REQUIRED WORK: Word for word, quote all of the material, omitting the pictures.

RECORDS:
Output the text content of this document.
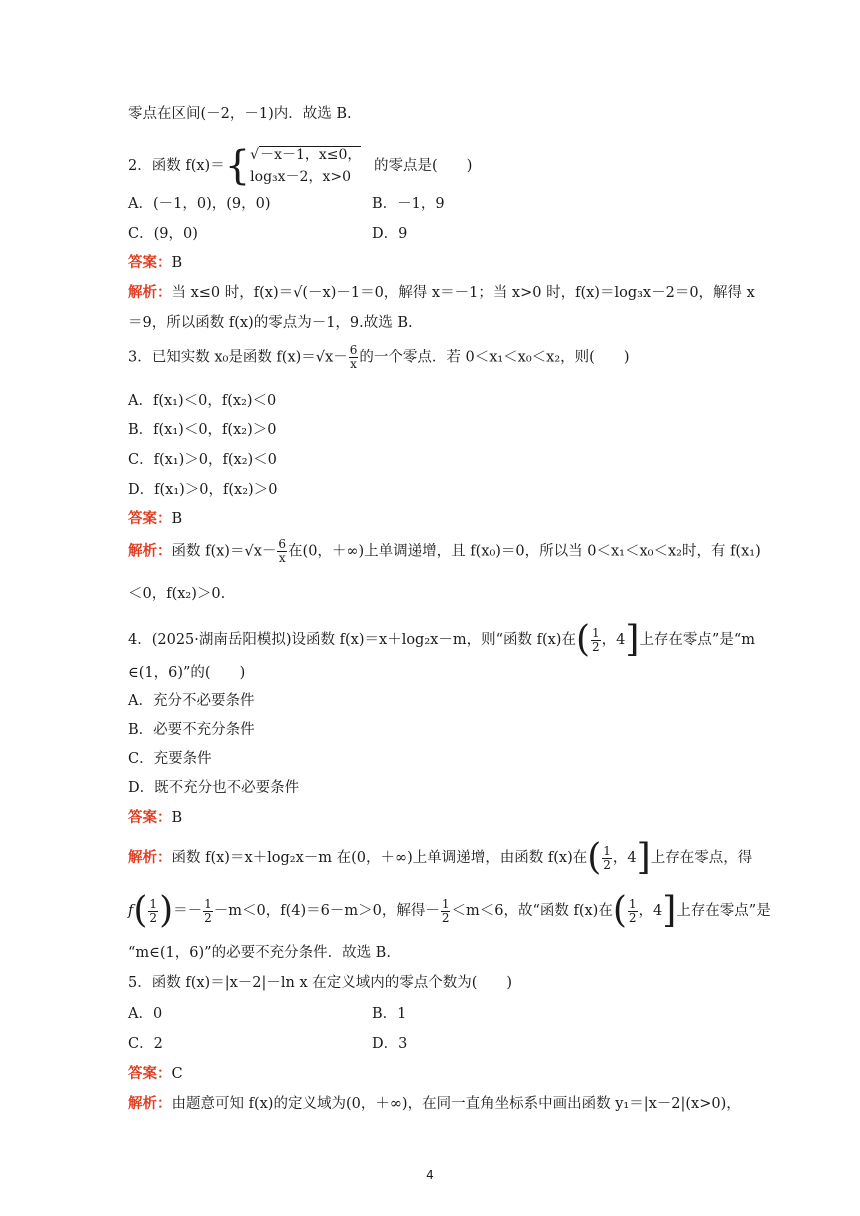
零点在区间(－2，－1)内．故选 B.
2．函数 f(x)＝{ √－x－1，x≤0，
log₃x－2，x>0
的零点是(　　)
A．(－1，0)，(9，0)	B．－1，9
C．(9，0)	D．9
答案：B
解析：当 x≤0 时，f(x)＝√(－x)－1＝0，解得 x＝－1；当 x>0 时，f(x)＝log₃x－2＝0，解得 x
＝9，所以函数 f(x)的零点为－1，9.故选 B.
3．已知实数 x₀是函数 $f(x)=√x- \frac{6}{x}$ 的一个零点．若 0＜x₁＜x₀＜x₂，则(　　)
A．f(x₁)＜0，f(x₂)＜0
B．f(x₁)＜0，f(x₂)＞0
C．f(x₁)＞0，f(x₂)＜0
D．f(x₁)＞0，f(x₂)＞0
答案：B
解析：函数 $f(x)=√x- \frac{6}{x}$ 在(0，＋∞)上单调递增，且 f(x₀)＝0，所以当 0＜x₁＜x₀＜x₂时，有 f(x₁)
＜0，f(x₂)＞0.
4．(2025·湖南岳阳模拟)设函数 f(x)＝x＋log₂x－m，则“函数 f(x)在( $\frac{1}{2}$ ，4]上存在零点”是“m
∈(1，6)”的(　　)
A．充分不必要条件
B．必要不充分条件
C．充要条件
D．既不充分也不必要条件
答案：B
解析：函数 f(x)＝x＋log₂x－m 在(0，＋∞)上单调递增，由函数 f(x)在( $\frac{1}{2}$ ，4]上存在零点，得
$f( \frac{1}{2}$ )＝－ $\frac{1}{2} -m<0$，f(4)＝6－m＞0，解得－ $\frac{1}{2} <m<6$，故“函数 f(x)在( $\frac{1}{2}$ ，4]上存在零点”是
“m∈(1，6)”的必要不充分条件．故选 B.
5．函数 f(x)＝|x－2|－ln x 在定义域内的零点个数为(　　)
A．0	B．1
C．2	D．3
答案：C
解析：由题意可知 f(x)的定义域为(0，＋∞)，在同一直角坐标系中画出函数 y₁＝|x－2|(x>0)，
4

CORRECT ANSWER:
Output the text content of this document.
零点在区间(－2，－1)内．故选 B.
2．函数 f(x)＝{ √－x－1，x≤0，
log₃x－2，x>0
的零点是(　　)
A．(－1，0)，(9，0)	B．－1，9
C．(9，0)	D．9
答案：B
解析：当 x≤0 时，f(x)＝√(－x)－1＝0，解得 x＝－1；当 x>0 时，f(x)＝log₃x－2＝0，解得 x
＝9，所以函数 f(x)的零点为－1，9.故选 B.
3．已知实数 x₀是函数 $f(x)=√x- \frac{6}{x}$ 的一个零点．若 0＜x₁＜x₀＜x₂，则(　　)
A．f(x₁)＜0，f(x₂)＜0
B．f(x₁)＜0，f(x₂)＞0
C．f(x₁)＞0，f(x₂)＜0
D．f(x₁)＞0，f(x₂)＞0
答案：B
解析：函数 $f(x)=√x- \frac{6}{x}$ 在(0，＋∞)上单调递增，且 f(x₀)＝0，所以当 0＜x₁＜x₀＜x₂时，有 f(x₁)
＜0，f(x₂)＞0.
4．(2025·湖南岳阳模拟)设函数 f(x)＝x＋log₂x－m，则“函数 f(x)在( $\frac{1}{2}$ ，4]上存在零点”是“m
∈(1，6)”的(　　)
A．充分不必要条件
B．必要不充分条件
C．充要条件
D．既不充分也不必要条件
答案：B
解析：函数 f(x)＝x＋log₂x－m 在(0，＋∞)上单调递增，由函数 f(x)在( $\frac{1}{2}$ ，4]上存在零点，得
$f( \frac{1}{2}$ )＝－ $\frac{1}{2} -m<0$，f(4)＝6－m＞0，解得－ $\frac{1}{2} <m<6$，故“函数 f(x)在( $\frac{1}{2}$ ，4]上存在零点”是
“m∈(1，6)”的必要不充分条件．故选 B.
5．函数 f(x)＝|x－2|－ln x 在定义域内的零点个数为(　　)
A．0	B．1
C．2	D．3
答案：C
解析：由题意可知 f(x)的定义域为(0，＋∞)，在同一直角坐标系中画出函数 y₁＝|x－2|(x>0)，
4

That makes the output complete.